### [SET PROBLEM]
Gather up every line from the entries below that uses the word "president".

### [Dataset items]
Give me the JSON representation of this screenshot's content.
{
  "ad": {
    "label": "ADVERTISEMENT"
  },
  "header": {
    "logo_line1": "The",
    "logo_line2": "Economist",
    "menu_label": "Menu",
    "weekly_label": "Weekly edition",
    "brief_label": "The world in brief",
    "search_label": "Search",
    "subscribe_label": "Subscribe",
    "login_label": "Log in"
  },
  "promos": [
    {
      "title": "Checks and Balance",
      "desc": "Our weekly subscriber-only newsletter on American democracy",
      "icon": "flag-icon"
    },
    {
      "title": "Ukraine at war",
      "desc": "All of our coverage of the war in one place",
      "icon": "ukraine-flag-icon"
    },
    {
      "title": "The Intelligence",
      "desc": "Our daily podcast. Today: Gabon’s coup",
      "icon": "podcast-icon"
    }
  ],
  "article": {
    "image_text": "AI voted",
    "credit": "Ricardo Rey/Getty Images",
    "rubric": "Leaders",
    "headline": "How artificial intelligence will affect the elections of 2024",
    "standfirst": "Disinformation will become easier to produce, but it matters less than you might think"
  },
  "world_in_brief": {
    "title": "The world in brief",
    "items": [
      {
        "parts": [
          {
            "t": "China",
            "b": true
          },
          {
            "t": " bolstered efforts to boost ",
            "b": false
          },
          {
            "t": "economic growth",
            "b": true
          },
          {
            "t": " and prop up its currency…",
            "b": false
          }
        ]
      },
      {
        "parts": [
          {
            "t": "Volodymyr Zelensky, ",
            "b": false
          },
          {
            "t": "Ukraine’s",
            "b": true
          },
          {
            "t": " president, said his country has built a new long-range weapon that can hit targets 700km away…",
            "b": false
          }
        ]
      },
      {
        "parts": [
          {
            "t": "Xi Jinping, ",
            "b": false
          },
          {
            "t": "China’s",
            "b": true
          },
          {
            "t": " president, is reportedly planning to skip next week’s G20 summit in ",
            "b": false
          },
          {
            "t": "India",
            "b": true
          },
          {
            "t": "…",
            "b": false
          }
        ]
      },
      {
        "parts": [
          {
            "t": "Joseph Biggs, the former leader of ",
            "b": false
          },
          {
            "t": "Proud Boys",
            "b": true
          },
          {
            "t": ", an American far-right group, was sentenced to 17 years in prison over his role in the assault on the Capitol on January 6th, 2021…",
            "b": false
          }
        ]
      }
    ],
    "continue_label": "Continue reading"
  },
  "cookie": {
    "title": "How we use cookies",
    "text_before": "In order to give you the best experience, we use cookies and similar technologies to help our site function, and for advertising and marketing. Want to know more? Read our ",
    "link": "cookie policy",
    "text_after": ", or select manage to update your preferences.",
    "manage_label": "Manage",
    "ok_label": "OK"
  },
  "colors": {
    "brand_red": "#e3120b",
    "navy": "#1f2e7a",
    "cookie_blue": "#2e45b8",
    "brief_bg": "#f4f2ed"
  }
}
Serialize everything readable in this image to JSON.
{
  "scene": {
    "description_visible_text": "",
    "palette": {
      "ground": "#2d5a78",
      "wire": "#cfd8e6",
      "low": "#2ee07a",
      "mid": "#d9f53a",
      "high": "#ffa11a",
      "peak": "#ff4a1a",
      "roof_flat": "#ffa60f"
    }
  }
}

### [TASK SOLUTION]
            "t": " president, said his country has built a new long-range weapon that can hit targets 700km away…",
            "t": " president, is reportedly planning to skip next week’s G20 summit in ",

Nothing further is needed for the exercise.